╭─ Data excerpts
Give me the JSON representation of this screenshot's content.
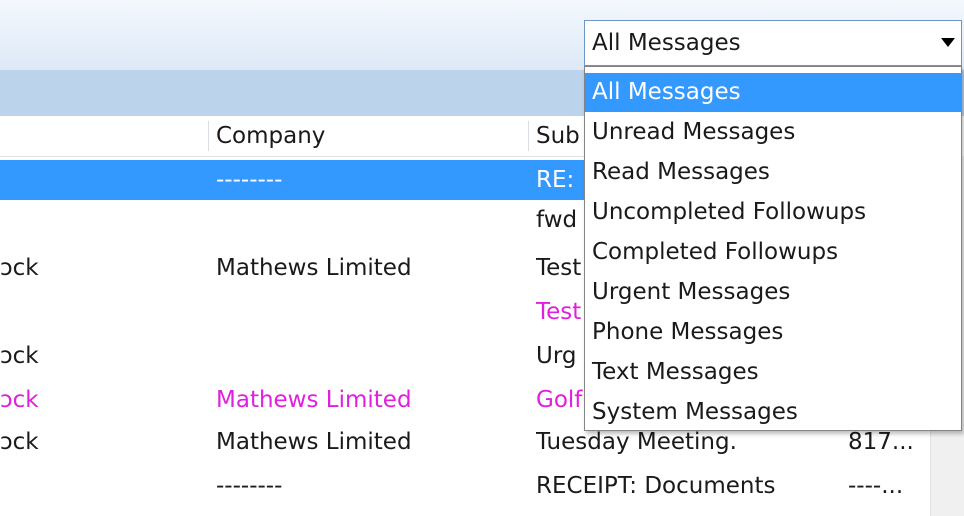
{
  "filter": {
    "selected": "All Messages",
    "options": [
      "All Messages",
      "Unread Messages",
      "Read Messages",
      "Uncompleted Followups",
      "Completed Followups",
      "Urgent Messages",
      "Phone Messages",
      "Text Messages",
      "System Messages"
    ]
  },
  "columns": {
    "company": "Company",
    "subject": "Sub"
  },
  "rows": [
    {
      "from": "",
      "company": "--------",
      "subject": "RE:",
      "code": "",
      "state": "selected"
    },
    {
      "from": "",
      "company": "",
      "subject": "fwd",
      "code": "",
      "state": "normal"
    },
    {
      "from": "ɔck",
      "company": "Mathews Limited",
      "subject": "Test",
      "code": "",
      "state": "normal"
    },
    {
      "from": "",
      "company": "",
      "subject": "Test",
      "code": "",
      "state": "magenta"
    },
    {
      "from": "ɔck",
      "company": "",
      "subject": "Urg",
      "code": "",
      "state": "normal"
    },
    {
      "from": "ɔck",
      "company": "Mathews Limited",
      "subject": "Golf",
      "code": "",
      "state": "magenta"
    },
    {
      "from": "ɔck",
      "company": "Mathews Limited",
      "subject": "Tuesday Meeting.",
      "code": "817...",
      "state": "normal"
    },
    {
      "from": "",
      "company": "--------",
      "subject": "RECEIPT: Documents f...",
      "code": "----...",
      "state": "normal"
    }
  ],
  "colors": {
    "selection": "#3399ff",
    "flagged": "#e01fe0"
  }
}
╰─
■ What to do ■
Every entry above should be duplicated exactly. Do not include the images.

■ The solution ■
Give me the JSON representation of this screenshot's content.
{
  "filter": {
    "selected": "All Messages",
    "options": [
      "All Messages",
      "Unread Messages",
      "Read Messages",
      "Uncompleted Followups",
      "Completed Followups",
      "Urgent Messages",
      "Phone Messages",
      "Text Messages",
      "System Messages"
    ]
  },
  "columns": {
    "company": "Company",
    "subject": "Sub"
  },
  "rows": [
    {
      "from": "",
      "company": "--------",
      "subject": "RE:",
      "code": "",
      "state": "selected"
    },
    {
      "from": "",
      "company": "",
      "subject": "fwd",
      "code": "",
      "state": "normal"
    },
    {
      "from": "ɔck",
      "company": "Mathews Limited",
      "subject": "Test",
      "code": "",
      "state": "normal"
    },
    {
      "from": "",
      "company": "",
      "subject": "Test",
      "code": "",
      "state": "magenta"
    },
    {
      "from": "ɔck",
      "company": "",
      "subject": "Urg",
      "code": "",
      "state": "normal"
    },
    {
      "from": "ɔck",
      "company": "Mathews Limited",
      "subject": "Golf",
      "code": "",
      "state": "magenta"
    },
    {
      "from": "ɔck",
      "company": "Mathews Limited",
      "subject": "Tuesday Meeting.",
      "code": "817...",
      "state": "normal"
    },
    {
      "from": "",
      "company": "--------",
      "subject": "RECEIPT: Documents f...",
      "code": "----...",
      "state": "normal"
    }
  ],
  "colors": {
    "selection": "#3399ff",
    "flagged": "#e01fe0"
  }
}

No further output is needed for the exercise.